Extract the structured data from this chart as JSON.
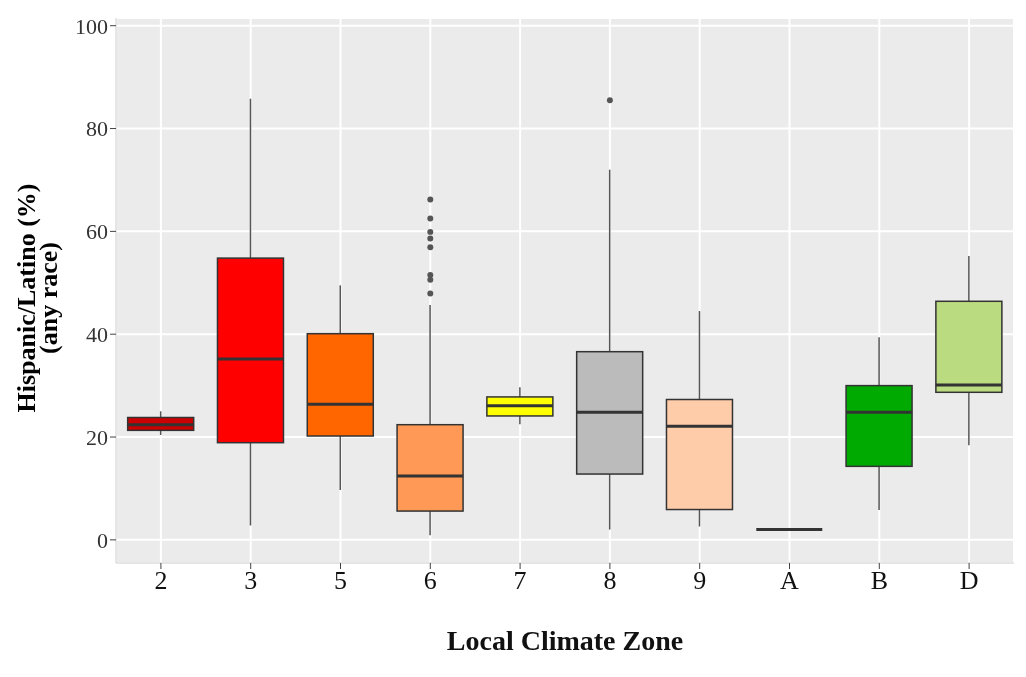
{
  "chart_data": {
    "type": "box",
    "xlabel": "Local Climate Zone",
    "ylabel": "Hispanic/Latino (%)\n(any race)",
    "categories": [
      "2",
      "3",
      "5",
      "6",
      "7",
      "8",
      "9",
      "A",
      "B",
      "D"
    ],
    "colors": [
      "#cc0000",
      "#ff0000",
      "#ff6600",
      "#ff9955",
      "#ffff00",
      "#bbbbbb",
      "#ffccaa",
      "#333333",
      "#00aa00",
      "#bbdb80"
    ],
    "boxes": [
      {
        "low": 20.4,
        "q1": 21.3,
        "median": 22.4,
        "q3": 23.8,
        "high": 25
      },
      {
        "low": 2.8,
        "q1": 18.9,
        "median": 35.2,
        "q3": 54.8,
        "high": 85.8
      },
      {
        "low": 9.7,
        "q1": 20.2,
        "median": 26.4,
        "q3": 40.1,
        "high": 49.5
      },
      {
        "low": 0.9,
        "q1": 5.6,
        "median": 12.4,
        "q3": 22.4,
        "high": 45.7,
        "outliers": [
          66.2,
          62.5,
          59.9,
          58.6,
          56.9,
          51.5,
          50.6,
          47.9
        ]
      },
      {
        "low": 22.5,
        "q1": 24.1,
        "median": 26.1,
        "q3": 27.8,
        "high": 29.7
      },
      {
        "low": 2,
        "q1": 12.8,
        "median": 24.8,
        "q3": 36.6,
        "high": 72,
        "outliers": [
          85.5
        ]
      },
      {
        "low": 2.6,
        "q1": 5.9,
        "median": 22.1,
        "q3": 27.3,
        "high": 44.5
      },
      {
        "low": 2,
        "q1": 2,
        "median": 2,
        "q3": 2,
        "high": 2
      },
      {
        "low": 5.8,
        "q1": 14.3,
        "median": 24.8,
        "q3": 30,
        "high": 39.4
      },
      {
        "low": 18.4,
        "q1": 28.7,
        "median": 30.1,
        "q3": 46.4,
        "high": 55.2
      }
    ],
    "ylim": [
      -4.5,
      101.5
    ],
    "yticks": [
      0,
      20,
      40,
      60,
      80,
      100
    ],
    "grid": true
  }
}
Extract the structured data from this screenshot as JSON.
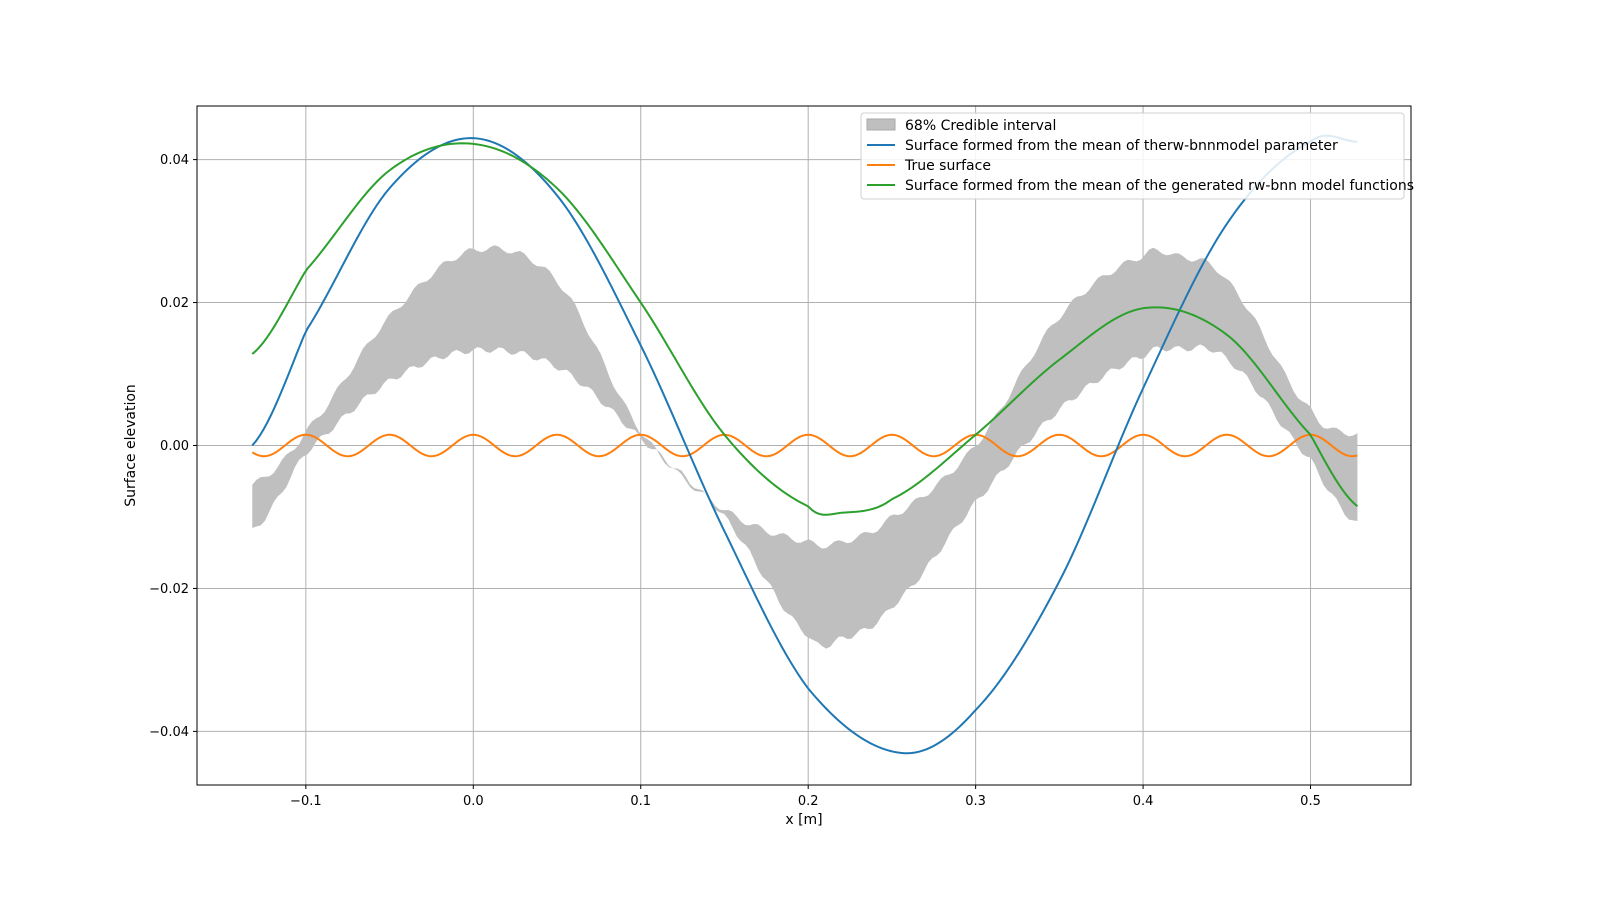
{
  "chart_data": {
    "type": "line",
    "title": "",
    "xlabel": "x [m]",
    "ylabel": "Surface elevation",
    "xlim": [
      -0.165,
      0.56
    ],
    "ylim": [
      -0.0475,
      0.0475
    ],
    "xticks": [
      -0.1,
      0.0,
      0.1,
      0.2,
      0.3,
      0.4,
      0.5
    ],
    "xtick_labels": [
      "−0.1",
      "0.0",
      "0.1",
      "0.2",
      "0.3",
      "0.4",
      "0.5"
    ],
    "yticks": [
      -0.04,
      -0.02,
      0.0,
      0.02,
      0.04
    ],
    "ytick_labels": [
      "−0.04",
      "−0.02",
      "0.00",
      "0.02",
      "0.04"
    ],
    "grid": true,
    "legend_position": "top-right",
    "band": {
      "name": "68% Credible interval",
      "color": "#bfbfbf",
      "x": [
        -0.132,
        -0.1,
        -0.05,
        0.0,
        0.05,
        0.1,
        0.15,
        0.2,
        0.22,
        0.25,
        0.3,
        0.35,
        0.4,
        0.42,
        0.45,
        0.5,
        0.528
      ],
      "lower": [
        -0.012,
        -0.001,
        0.009,
        0.0133,
        0.011,
        0.001,
        -0.01,
        -0.0265,
        -0.027,
        -0.0225,
        -0.008,
        0.005,
        0.0125,
        0.0135,
        0.012,
        -0.002,
        -0.011
      ],
      "upper": [
        -0.0055,
        0.002,
        0.018,
        0.0273,
        0.023,
        0.002,
        -0.009,
        -0.0135,
        -0.0135,
        -0.01,
        0.0,
        0.018,
        0.0265,
        0.0265,
        0.023,
        0.005,
        0.0015
      ]
    },
    "series": [
      {
        "name": "Surface formed from the mean of therw-bnnmodel parameter",
        "color": "#1f77b4",
        "x": [
          -0.132,
          -0.1,
          -0.05,
          0.0,
          0.05,
          0.1,
          0.15,
          0.2,
          0.255,
          0.3,
          0.35,
          0.4,
          0.45,
          0.5,
          0.528
        ],
        "y": [
          0.0,
          0.016,
          0.036,
          0.043,
          0.035,
          0.014,
          -0.012,
          -0.034,
          -0.043,
          -0.037,
          -0.019,
          0.008,
          0.031,
          0.0425,
          0.0425
        ]
      },
      {
        "name": "True surface",
        "color": "#ff7f0e",
        "x_range": [
          -0.132,
          0.528
        ],
        "amplitude": 0.0015,
        "wavelength": 0.05,
        "phase_peak": 0.0
      },
      {
        "name": "Surface formed from the mean of the generated rw-bnn model functions",
        "color": "#2ca02c",
        "x": [
          -0.132,
          -0.1,
          -0.05,
          0.0,
          0.05,
          0.1,
          0.15,
          0.2,
          0.22,
          0.25,
          0.3,
          0.35,
          0.4,
          0.45,
          0.5,
          0.528
        ],
        "y": [
          0.0128,
          0.0245,
          0.0385,
          0.0422,
          0.036,
          0.02,
          0.0015,
          -0.0085,
          -0.0094,
          -0.0075,
          0.0015,
          0.012,
          0.0192,
          0.0155,
          0.0015,
          -0.0085
        ]
      }
    ]
  }
}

Goal of the exercise
Out of the material above, select every line that holds the string "xlabel".

Task answer
    "xlabel": "Local Climate Zone",
    "xlabel": "x [m]",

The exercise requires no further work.